**TASK STATEMENT:** Your task is to copy every line of the entries that contains "我还需要与其他技术人员和产品经理等团队成员保持密切沟通".

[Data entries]

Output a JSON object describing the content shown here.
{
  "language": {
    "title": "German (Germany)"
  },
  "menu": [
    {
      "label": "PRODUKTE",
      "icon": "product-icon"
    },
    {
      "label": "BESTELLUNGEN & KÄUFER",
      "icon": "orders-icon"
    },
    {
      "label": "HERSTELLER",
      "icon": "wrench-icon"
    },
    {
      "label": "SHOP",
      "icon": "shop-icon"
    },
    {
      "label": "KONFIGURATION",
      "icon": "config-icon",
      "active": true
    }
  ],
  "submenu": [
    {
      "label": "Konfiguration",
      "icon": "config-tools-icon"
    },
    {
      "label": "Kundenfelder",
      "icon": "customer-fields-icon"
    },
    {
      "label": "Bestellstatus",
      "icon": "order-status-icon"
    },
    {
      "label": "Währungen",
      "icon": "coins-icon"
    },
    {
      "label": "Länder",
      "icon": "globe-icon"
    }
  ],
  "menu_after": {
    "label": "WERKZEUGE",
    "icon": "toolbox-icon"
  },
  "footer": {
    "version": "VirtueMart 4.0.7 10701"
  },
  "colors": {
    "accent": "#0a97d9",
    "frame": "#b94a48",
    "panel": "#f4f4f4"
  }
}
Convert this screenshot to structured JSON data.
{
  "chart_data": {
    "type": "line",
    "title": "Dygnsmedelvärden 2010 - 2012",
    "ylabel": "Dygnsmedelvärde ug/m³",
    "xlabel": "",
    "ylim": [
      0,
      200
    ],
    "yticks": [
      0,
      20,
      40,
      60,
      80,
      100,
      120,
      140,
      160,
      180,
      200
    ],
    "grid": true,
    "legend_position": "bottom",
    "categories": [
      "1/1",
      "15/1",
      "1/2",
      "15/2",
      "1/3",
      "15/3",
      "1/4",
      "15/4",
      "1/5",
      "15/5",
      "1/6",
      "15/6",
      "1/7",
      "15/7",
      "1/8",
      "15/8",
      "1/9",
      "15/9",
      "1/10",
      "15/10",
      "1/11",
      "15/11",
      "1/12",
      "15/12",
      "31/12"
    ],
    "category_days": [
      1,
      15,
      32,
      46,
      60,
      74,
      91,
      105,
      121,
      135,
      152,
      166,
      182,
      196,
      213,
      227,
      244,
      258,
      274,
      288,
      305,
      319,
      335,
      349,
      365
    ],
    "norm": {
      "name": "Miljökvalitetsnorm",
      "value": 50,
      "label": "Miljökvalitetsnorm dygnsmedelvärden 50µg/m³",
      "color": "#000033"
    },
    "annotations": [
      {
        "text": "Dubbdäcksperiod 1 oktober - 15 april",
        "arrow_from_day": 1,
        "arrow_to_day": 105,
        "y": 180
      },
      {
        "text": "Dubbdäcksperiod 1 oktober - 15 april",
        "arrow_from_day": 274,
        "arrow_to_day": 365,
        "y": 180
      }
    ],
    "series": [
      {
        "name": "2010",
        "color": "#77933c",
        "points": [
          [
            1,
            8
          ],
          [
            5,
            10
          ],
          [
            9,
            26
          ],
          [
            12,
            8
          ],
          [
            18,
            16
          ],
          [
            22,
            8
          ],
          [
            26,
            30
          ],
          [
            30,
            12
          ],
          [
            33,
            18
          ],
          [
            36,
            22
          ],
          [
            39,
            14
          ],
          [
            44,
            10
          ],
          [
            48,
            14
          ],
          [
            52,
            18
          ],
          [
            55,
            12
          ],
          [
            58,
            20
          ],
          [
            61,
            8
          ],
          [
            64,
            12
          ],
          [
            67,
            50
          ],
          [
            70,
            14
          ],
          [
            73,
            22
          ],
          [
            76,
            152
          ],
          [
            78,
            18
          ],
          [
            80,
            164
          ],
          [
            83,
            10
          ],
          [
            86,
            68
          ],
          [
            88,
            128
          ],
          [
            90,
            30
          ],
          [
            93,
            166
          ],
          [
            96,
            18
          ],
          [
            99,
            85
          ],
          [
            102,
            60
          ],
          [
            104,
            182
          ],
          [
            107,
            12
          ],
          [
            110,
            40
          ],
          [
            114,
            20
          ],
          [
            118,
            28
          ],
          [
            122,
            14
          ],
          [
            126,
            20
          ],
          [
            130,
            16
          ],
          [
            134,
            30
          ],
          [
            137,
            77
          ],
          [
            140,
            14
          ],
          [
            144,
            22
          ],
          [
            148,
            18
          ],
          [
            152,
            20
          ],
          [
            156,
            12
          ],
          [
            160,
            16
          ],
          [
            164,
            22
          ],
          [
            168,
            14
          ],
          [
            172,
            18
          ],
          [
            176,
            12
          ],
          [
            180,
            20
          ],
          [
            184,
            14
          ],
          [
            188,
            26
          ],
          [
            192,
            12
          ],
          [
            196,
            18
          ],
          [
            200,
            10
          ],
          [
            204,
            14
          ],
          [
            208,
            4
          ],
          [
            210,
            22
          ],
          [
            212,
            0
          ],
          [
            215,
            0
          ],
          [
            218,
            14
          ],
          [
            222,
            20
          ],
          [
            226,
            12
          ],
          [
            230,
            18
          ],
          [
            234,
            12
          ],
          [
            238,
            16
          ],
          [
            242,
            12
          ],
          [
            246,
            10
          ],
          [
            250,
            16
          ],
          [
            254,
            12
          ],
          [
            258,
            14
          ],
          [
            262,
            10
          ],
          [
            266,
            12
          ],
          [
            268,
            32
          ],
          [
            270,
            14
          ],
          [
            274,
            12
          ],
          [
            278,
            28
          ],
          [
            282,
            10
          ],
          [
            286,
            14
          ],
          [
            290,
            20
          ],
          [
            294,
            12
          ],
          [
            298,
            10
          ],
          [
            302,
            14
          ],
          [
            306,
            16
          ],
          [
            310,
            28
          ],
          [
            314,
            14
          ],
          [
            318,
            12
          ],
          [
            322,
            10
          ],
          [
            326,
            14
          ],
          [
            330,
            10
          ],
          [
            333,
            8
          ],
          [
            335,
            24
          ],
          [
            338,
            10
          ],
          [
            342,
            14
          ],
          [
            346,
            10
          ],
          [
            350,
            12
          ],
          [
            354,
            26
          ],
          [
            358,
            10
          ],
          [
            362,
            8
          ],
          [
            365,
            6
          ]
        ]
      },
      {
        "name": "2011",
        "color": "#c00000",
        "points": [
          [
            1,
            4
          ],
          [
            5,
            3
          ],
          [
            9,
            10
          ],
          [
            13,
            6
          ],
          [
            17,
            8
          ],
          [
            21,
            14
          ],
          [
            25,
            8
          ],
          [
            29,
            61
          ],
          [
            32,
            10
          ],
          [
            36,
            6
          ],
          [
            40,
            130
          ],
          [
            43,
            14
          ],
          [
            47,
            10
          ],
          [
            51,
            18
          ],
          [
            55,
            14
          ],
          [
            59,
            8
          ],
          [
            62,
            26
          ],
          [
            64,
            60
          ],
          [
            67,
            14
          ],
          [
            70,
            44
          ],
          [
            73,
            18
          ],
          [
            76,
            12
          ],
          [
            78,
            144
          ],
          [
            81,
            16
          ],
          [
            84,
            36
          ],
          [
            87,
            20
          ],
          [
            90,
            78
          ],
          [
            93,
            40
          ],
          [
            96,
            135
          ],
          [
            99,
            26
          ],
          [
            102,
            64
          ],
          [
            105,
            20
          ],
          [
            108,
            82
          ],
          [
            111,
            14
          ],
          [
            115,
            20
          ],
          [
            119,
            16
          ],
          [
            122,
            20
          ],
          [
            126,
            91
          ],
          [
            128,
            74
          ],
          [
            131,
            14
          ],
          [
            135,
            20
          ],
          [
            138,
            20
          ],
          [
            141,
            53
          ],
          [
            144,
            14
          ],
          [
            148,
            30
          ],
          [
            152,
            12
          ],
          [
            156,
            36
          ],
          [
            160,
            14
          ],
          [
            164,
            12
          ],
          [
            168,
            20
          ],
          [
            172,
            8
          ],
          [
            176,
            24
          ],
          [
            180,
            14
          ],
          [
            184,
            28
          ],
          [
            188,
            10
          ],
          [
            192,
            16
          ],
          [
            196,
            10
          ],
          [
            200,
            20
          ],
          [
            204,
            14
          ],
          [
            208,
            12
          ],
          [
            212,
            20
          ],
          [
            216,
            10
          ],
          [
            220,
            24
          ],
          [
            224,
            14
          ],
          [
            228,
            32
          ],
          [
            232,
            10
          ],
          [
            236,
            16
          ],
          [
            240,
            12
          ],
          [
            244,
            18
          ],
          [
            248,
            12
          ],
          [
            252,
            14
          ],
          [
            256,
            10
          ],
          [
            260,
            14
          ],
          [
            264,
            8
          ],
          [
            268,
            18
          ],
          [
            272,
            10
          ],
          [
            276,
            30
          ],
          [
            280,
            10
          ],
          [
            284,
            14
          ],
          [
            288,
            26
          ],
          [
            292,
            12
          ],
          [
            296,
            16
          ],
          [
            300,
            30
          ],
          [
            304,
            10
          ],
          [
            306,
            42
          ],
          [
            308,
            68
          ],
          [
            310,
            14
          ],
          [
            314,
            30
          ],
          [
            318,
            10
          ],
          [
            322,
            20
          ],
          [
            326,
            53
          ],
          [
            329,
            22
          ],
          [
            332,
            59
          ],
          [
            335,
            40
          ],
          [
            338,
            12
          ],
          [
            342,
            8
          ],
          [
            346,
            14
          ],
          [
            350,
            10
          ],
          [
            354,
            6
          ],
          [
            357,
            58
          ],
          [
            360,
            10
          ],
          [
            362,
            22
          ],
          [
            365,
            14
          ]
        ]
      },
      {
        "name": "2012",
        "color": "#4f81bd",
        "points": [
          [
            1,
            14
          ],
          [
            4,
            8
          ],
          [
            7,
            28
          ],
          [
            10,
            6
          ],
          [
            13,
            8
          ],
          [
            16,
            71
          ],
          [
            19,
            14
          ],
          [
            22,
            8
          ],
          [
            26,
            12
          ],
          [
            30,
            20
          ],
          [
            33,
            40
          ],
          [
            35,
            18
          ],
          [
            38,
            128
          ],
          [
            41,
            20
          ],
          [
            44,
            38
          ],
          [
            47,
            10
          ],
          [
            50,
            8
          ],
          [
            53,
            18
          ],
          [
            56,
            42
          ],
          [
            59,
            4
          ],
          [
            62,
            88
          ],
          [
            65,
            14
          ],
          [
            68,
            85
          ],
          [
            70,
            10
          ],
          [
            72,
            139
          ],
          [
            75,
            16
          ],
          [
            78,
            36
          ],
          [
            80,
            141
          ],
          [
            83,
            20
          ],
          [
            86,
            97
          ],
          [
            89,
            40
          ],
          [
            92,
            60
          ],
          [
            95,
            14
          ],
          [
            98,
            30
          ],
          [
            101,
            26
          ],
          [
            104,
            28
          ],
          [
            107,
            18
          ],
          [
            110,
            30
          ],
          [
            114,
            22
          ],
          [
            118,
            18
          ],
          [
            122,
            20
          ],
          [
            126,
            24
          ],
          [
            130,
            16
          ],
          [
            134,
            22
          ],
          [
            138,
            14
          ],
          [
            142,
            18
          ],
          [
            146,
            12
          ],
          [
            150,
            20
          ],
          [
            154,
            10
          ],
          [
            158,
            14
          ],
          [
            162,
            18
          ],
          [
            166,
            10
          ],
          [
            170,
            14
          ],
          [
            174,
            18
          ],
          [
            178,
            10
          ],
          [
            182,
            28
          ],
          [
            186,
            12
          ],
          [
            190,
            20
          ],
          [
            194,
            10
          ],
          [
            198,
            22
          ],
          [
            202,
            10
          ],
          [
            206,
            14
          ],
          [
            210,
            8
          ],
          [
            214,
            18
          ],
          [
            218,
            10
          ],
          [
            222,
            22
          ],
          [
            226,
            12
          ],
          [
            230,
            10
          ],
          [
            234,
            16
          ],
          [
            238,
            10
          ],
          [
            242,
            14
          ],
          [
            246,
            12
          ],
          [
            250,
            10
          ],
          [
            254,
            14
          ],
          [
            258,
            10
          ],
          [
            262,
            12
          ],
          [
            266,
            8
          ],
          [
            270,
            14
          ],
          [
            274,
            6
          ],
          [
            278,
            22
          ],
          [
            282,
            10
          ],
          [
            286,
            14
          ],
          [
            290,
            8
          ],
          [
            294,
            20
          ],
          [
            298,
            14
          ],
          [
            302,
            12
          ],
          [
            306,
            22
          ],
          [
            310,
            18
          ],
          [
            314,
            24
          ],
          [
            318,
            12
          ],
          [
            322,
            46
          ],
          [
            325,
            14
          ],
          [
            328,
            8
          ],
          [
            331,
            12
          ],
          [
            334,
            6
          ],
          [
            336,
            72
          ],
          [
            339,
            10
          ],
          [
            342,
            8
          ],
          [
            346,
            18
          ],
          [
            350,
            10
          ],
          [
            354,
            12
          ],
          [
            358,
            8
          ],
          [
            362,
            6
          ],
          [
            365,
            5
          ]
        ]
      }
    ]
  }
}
==
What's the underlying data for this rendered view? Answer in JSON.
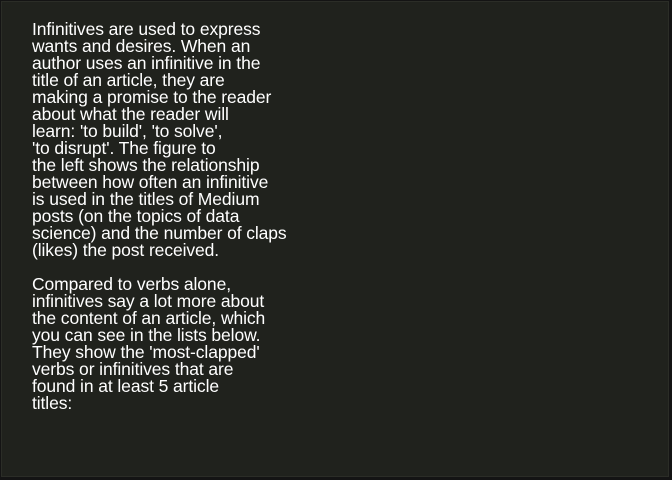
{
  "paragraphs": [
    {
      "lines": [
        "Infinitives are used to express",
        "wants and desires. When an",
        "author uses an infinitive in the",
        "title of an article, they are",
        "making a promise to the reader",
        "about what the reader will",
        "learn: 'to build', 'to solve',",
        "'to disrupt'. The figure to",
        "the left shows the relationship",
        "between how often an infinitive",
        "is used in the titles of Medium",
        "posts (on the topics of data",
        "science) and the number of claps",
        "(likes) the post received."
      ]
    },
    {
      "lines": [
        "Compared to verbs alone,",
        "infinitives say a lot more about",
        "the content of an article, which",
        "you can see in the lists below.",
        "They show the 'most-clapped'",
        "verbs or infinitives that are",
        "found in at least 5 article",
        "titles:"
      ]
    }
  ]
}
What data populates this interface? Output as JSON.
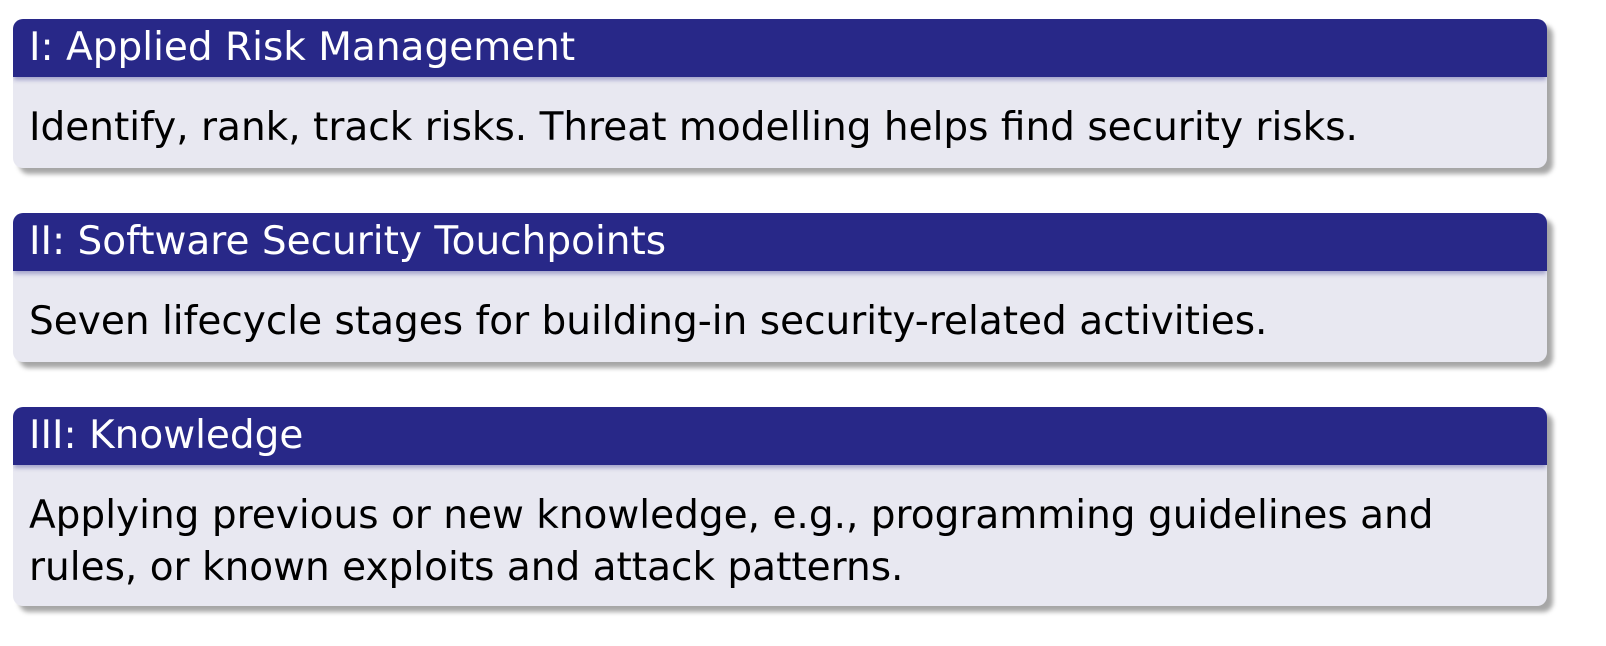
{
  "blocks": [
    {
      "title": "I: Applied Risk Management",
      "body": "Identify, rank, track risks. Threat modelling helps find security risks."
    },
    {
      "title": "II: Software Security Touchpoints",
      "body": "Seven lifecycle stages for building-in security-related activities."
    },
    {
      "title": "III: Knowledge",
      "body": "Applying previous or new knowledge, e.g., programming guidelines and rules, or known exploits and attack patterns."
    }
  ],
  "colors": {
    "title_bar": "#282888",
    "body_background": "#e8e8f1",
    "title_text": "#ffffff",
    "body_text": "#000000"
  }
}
* * *
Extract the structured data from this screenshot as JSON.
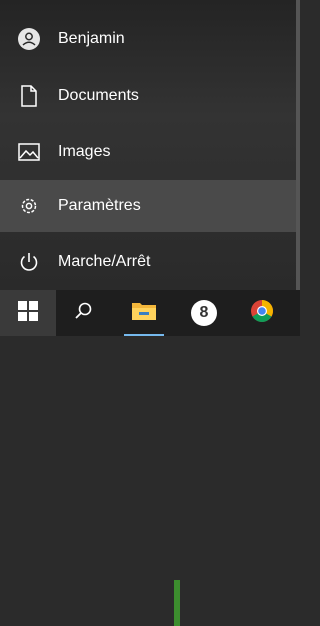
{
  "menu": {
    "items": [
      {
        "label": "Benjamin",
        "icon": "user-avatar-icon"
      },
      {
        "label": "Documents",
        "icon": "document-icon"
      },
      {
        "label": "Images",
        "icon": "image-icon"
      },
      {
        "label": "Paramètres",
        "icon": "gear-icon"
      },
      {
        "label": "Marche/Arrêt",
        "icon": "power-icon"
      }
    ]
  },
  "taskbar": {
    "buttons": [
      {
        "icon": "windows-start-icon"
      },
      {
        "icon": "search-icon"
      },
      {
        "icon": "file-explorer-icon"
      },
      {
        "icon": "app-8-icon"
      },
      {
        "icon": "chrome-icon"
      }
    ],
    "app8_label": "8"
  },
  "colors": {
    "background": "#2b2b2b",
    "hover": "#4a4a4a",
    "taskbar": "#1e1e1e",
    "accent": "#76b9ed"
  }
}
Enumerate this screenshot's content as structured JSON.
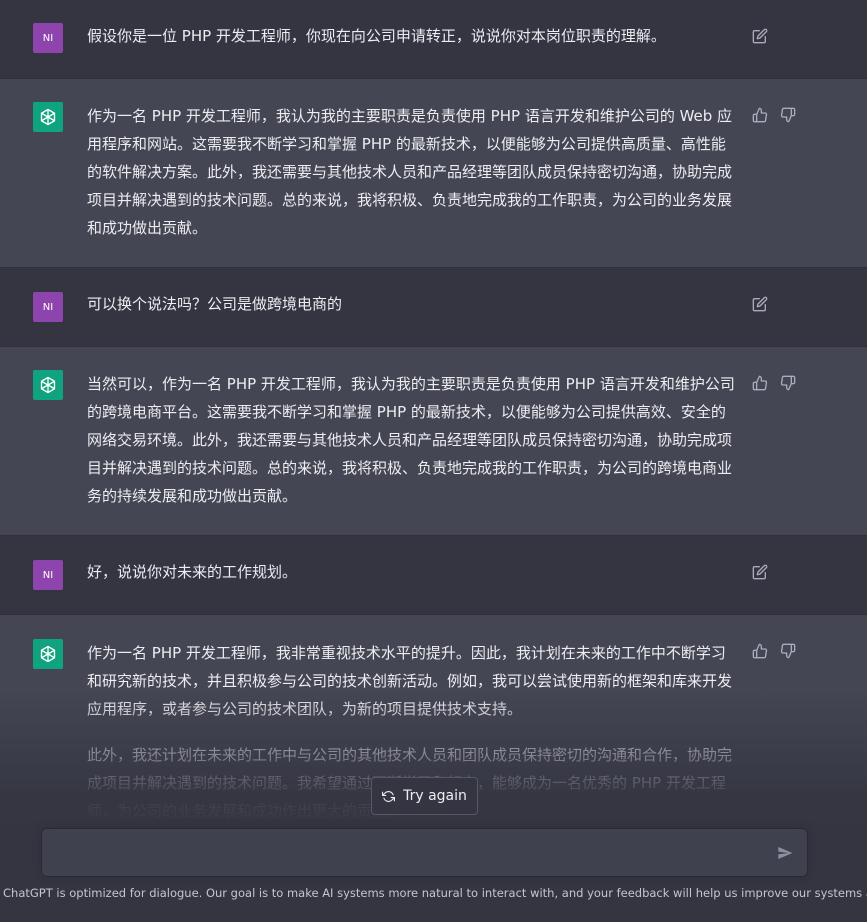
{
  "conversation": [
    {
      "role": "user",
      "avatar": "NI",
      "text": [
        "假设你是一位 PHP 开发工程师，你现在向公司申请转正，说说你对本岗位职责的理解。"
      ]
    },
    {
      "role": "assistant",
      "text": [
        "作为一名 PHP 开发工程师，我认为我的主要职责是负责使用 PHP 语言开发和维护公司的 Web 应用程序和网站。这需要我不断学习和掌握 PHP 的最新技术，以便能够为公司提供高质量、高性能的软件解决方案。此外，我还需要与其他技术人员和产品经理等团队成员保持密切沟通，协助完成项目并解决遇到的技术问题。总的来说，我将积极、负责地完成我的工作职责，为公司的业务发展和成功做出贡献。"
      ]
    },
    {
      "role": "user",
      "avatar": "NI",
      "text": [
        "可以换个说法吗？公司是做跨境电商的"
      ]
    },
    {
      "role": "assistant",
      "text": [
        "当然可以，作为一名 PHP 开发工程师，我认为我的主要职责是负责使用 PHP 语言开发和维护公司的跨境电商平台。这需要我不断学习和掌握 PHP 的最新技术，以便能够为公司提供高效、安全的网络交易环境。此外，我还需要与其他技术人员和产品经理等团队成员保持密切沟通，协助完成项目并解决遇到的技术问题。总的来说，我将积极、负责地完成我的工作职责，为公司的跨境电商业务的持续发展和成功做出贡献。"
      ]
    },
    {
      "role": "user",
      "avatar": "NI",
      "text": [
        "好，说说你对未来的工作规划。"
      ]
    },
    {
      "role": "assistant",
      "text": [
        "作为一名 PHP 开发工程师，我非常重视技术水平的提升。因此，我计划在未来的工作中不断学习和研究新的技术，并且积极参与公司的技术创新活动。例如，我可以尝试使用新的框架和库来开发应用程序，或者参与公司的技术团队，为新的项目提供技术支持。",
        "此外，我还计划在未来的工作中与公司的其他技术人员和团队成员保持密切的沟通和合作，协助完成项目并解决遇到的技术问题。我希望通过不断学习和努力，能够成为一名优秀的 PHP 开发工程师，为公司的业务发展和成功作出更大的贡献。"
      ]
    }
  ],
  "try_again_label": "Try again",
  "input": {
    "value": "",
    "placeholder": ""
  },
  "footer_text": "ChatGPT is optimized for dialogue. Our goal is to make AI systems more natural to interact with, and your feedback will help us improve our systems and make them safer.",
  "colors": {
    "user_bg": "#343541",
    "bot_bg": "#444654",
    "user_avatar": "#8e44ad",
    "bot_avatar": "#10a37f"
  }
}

**ANSWER:**
        "作为一名 PHP 开发工程师，我认为我的主要职责是负责使用 PHP 语言开发和维护公司的 Web 应用程序和网站。这需要我不断学习和掌握 PHP 的最新技术，以便能够为公司提供高质量、高性能的软件解决方案。此外，我还需要与其他技术人员和产品经理等团队成员保持密切沟通，协助完成项目并解决遇到的技术问题。总的来说，我将积极、负责地完成我的工作职责，为公司的业务发展和成功做出贡献。"
        "当然可以，作为一名 PHP 开发工程师，我认为我的主要职责是负责使用 PHP 语言开发和维护公司的跨境电商平台。这需要我不断学习和掌握 PHP 的最新技术，以便能够为公司提供高效、安全的网络交易环境。此外，我还需要与其他技术人员和产品经理等团队成员保持密切沟通，协助完成项目并解决遇到的技术问题。总的来说，我将积极、负责地完成我的工作职责，为公司的跨境电商业务的持续发展和成功做出贡献。"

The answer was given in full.